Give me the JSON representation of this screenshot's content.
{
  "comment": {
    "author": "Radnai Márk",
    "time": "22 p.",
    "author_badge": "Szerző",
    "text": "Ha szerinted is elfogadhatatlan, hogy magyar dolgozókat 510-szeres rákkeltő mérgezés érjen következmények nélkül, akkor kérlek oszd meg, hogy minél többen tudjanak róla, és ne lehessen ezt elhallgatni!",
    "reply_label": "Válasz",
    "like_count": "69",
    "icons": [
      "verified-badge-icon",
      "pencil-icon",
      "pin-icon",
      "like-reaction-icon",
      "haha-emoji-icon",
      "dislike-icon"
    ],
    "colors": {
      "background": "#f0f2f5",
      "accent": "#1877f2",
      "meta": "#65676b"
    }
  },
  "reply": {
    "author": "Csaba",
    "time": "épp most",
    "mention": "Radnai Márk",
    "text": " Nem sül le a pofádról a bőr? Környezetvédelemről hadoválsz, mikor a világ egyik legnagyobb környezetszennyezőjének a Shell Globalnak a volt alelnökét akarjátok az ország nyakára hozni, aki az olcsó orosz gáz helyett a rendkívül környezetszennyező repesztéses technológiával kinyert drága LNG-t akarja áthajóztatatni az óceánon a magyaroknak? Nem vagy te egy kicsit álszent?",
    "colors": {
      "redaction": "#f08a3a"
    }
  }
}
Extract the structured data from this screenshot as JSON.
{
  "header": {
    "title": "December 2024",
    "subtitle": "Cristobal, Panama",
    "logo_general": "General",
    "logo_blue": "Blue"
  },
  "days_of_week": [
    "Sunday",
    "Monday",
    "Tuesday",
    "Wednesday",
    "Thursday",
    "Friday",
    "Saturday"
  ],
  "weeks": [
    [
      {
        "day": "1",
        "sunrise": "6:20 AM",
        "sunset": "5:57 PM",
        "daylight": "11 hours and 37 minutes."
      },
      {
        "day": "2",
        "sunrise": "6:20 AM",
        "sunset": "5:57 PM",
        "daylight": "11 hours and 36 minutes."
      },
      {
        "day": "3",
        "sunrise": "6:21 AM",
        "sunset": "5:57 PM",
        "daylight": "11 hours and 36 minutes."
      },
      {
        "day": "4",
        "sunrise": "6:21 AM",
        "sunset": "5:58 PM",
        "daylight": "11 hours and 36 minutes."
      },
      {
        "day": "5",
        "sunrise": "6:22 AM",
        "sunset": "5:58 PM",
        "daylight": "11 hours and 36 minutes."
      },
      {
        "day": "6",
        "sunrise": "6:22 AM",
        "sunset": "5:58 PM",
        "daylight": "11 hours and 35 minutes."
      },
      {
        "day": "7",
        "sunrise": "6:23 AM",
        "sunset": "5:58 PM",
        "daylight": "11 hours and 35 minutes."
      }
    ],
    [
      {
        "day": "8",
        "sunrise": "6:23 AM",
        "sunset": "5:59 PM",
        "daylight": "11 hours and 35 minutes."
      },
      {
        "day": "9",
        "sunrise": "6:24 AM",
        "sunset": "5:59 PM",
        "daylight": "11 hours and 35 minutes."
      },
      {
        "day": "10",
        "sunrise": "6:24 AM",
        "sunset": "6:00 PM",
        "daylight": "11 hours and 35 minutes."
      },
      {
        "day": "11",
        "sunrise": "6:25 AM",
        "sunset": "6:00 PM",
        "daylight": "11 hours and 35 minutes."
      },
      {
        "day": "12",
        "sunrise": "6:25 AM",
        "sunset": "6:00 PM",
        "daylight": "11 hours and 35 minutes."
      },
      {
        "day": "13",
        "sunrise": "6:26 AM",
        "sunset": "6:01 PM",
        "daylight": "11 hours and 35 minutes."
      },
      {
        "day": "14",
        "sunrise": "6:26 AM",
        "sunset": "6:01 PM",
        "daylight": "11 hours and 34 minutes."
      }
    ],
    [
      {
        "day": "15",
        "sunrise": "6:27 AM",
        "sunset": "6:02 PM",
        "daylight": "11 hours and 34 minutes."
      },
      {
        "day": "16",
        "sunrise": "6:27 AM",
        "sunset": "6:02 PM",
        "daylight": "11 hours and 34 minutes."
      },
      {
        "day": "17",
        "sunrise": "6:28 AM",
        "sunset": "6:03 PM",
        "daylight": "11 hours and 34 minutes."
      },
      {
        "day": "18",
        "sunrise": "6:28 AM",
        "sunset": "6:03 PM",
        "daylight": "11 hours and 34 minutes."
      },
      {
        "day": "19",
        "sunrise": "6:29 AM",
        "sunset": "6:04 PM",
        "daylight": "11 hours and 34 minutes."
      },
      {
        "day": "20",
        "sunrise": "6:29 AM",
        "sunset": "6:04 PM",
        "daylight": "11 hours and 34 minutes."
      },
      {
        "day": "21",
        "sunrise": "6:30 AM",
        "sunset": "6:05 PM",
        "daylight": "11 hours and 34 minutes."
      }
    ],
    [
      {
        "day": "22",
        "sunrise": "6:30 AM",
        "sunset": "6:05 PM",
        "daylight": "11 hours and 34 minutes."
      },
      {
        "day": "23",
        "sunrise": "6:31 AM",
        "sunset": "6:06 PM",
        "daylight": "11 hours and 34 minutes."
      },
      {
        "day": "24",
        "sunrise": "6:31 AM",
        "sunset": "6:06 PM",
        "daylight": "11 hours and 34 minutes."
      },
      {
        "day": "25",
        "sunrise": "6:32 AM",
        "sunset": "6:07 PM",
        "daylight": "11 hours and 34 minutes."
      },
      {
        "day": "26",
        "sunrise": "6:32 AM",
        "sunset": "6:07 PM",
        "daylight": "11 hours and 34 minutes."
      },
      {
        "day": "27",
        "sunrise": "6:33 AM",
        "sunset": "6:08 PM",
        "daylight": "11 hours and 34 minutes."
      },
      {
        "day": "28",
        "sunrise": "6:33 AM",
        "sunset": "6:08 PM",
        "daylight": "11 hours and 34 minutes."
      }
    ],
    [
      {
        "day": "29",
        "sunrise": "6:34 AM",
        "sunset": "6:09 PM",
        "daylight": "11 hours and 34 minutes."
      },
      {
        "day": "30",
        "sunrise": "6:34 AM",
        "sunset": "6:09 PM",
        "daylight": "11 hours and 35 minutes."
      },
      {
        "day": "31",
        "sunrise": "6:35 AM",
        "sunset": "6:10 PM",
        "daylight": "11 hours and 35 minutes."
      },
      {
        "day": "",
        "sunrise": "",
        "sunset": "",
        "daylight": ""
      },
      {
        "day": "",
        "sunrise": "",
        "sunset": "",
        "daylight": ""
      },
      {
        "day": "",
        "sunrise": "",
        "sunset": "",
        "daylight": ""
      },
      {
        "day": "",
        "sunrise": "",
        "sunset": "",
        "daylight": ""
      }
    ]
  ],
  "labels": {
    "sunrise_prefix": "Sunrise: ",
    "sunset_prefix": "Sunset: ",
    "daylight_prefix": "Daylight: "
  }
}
────────
Written task: Exactly as they are written, print the entries again.

Response for this exercise:
Give me the JSON representation of this screenshot's content.
{
  "comment": {
    "author": "Radnai Márk",
    "time": "22 p.",
    "author_badge": "Szerző",
    "text": "Ha szerinted is elfogadhatatlan, hogy magyar dolgozókat 510-szeres rákkeltő mérgezés érjen következmények nélkül, akkor kérlek oszd meg, hogy minél többen tudjanak róla, és ne lehessen ezt elhallgatni!",
    "reply_label": "Válasz",
    "like_count": "69",
    "icons": [
      "verified-badge-icon",
      "pencil-icon",
      "pin-icon",
      "like-reaction-icon",
      "haha-emoji-icon",
      "dislike-icon"
    ],
    "colors": {
      "background": "#f0f2f5",
      "accent": "#1877f2",
      "meta": "#65676b"
    }
  },
  "reply": {
    "author": "Csaba",
    "time": "épp most",
    "mention": "Radnai Márk",
    "text": " Nem sül le a pofádról a bőr? Környezetvédelemről hadoválsz, mikor a világ egyik legnagyobb környezetszennyezőjének a Shell Globalnak a volt alelnökét akarjátok az ország nyakára hozni, aki az olcsó orosz gáz helyett a rendkívül környezetszennyező repesztéses technológiával kinyert drága LNG-t akarja áthajóztatatni az óceánon a magyaroknak? Nem vagy te egy kicsit álszent?",
    "colors": {
      "redaction": "#f08a3a"
    }
  }
}
Extract the structured data from this screenshot as JSON.
{
  "header": {
    "title": "December 2024",
    "subtitle": "Cristobal, Panama",
    "logo_general": "General",
    "logo_blue": "Blue"
  },
  "days_of_week": [
    "Sunday",
    "Monday",
    "Tuesday",
    "Wednesday",
    "Thursday",
    "Friday",
    "Saturday"
  ],
  "weeks": [
    [
      {
        "day": "1",
        "sunrise": "6:20 AM",
        "sunset": "5:57 PM",
        "daylight": "11 hours and 37 minutes."
      },
      {
        "day": "2",
        "sunrise": "6:20 AM",
        "sunset": "5:57 PM",
        "daylight": "11 hours and 36 minutes."
      },
      {
        "day": "3",
        "sunrise": "6:21 AM",
        "sunset": "5:57 PM",
        "daylight": "11 hours and 36 minutes."
      },
      {
        "day": "4",
        "sunrise": "6:21 AM",
        "sunset": "5:58 PM",
        "daylight": "11 hours and 36 minutes."
      },
      {
        "day": "5",
        "sunrise": "6:22 AM",
        "sunset": "5:58 PM",
        "daylight": "11 hours and 36 minutes."
      },
      {
        "day": "6",
        "sunrise": "6:22 AM",
        "sunset": "5:58 PM",
        "daylight": "11 hours and 35 minutes."
      },
      {
        "day": "7",
        "sunrise": "6:23 AM",
        "sunset": "5:58 PM",
        "daylight": "11 hours and 35 minutes."
      }
    ],
    [
      {
        "day": "8",
        "sunrise": "6:23 AM",
        "sunset": "5:59 PM",
        "daylight": "11 hours and 35 minutes."
      },
      {
        "day": "9",
        "sunrise": "6:24 AM",
        "sunset": "5:59 PM",
        "daylight": "11 hours and 35 minutes."
      },
      {
        "day": "10",
        "sunrise": "6:24 AM",
        "sunset": "6:00 PM",
        "daylight": "11 hours and 35 minutes."
      },
      {
        "day": "11",
        "sunrise": "6:25 AM",
        "sunset": "6:00 PM",
        "daylight": "11 hours and 35 minutes."
      },
      {
        "day": "12",
        "sunrise": "6:25 AM",
        "sunset": "6:00 PM",
        "daylight": "11 hours and 35 minutes."
      },
      {
        "day": "13",
        "sunrise": "6:26 AM",
        "sunset": "6:01 PM",
        "daylight": "11 hours and 35 minutes."
      },
      {
        "day": "14",
        "sunrise": "6:26 AM",
        "sunset": "6:01 PM",
        "daylight": "11 hours and 34 minutes."
      }
    ],
    [
      {
        "day": "15",
        "sunrise": "6:27 AM",
        "sunset": "6:02 PM",
        "daylight": "11 hours and 34 minutes."
      },
      {
        "day": "16",
        "sunrise": "6:27 AM",
        "sunset": "6:02 PM",
        "daylight": "11 hours and 34 minutes."
      },
      {
        "day": "17",
        "sunrise": "6:28 AM",
        "sunset": "6:03 PM",
        "daylight": "11 hours and 34 minutes."
      },
      {
        "day": "18",
        "sunrise": "6:28 AM",
        "sunset": "6:03 PM",
        "daylight": "11 hours and 34 minutes."
      },
      {
        "day": "19",
        "sunrise": "6:29 AM",
        "sunset": "6:04 PM",
        "daylight": "11 hours and 34 minutes."
      },
      {
        "day": "20",
        "sunrise": "6:29 AM",
        "sunset": "6:04 PM",
        "daylight": "11 hours and 34 minutes."
      },
      {
        "day": "21",
        "sunrise": "6:30 AM",
        "sunset": "6:05 PM",
        "daylight": "11 hours and 34 minutes."
      }
    ],
    [
      {
        "day": "22",
        "sunrise": "6:30 AM",
        "sunset": "6:05 PM",
        "daylight": "11 hours and 34 minutes."
      },
      {
        "day": "23",
        "sunrise": "6:31 AM",
        "sunset": "6:06 PM",
        "daylight": "11 hours and 34 minutes."
      },
      {
        "day": "24",
        "sunrise": "6:31 AM",
        "sunset": "6:06 PM",
        "daylight": "11 hours and 34 minutes."
      },
      {
        "day": "25",
        "sunrise": "6:32 AM",
        "sunset": "6:07 PM",
        "daylight": "11 hours and 34 minutes."
      },
      {
        "day": "26",
        "sunrise": "6:32 AM",
        "sunset": "6:07 PM",
        "daylight": "11 hours and 34 minutes."
      },
      {
        "day": "27",
        "sunrise": "6:33 AM",
        "sunset": "6:08 PM",
        "daylight": "11 hours and 34 minutes."
      },
      {
        "day": "28",
        "sunrise": "6:33 AM",
        "sunset": "6:08 PM",
        "daylight": "11 hours and 34 minutes."
      }
    ],
    [
      {
        "day": "29",
        "sunrise": "6:34 AM",
        "sunset": "6:09 PM",
        "daylight": "11 hours and 34 minutes."
      },
      {
        "day": "30",
        "sunrise": "6:34 AM",
        "sunset": "6:09 PM",
        "daylight": "11 hours and 35 minutes."
      },
      {
        "day": "31",
        "sunrise": "6:35 AM",
        "sunset": "6:10 PM",
        "daylight": "11 hours and 35 minutes."
      },
      {
        "day": "",
        "sunrise": "",
        "sunset": "",
        "daylight": ""
      },
      {
        "day": "",
        "sunrise": "",
        "sunset": "",
        "daylight": ""
      },
      {
        "day": "",
        "sunrise": "",
        "sunset": "",
        "daylight": ""
      },
      {
        "day": "",
        "sunrise": "",
        "sunset": "",
        "daylight": ""
      }
    ]
  ],
  "labels": {
    "sunrise_prefix": "Sunrise: ",
    "sunset_prefix": "Sunset: ",
    "daylight_prefix": "Daylight: "
  }
}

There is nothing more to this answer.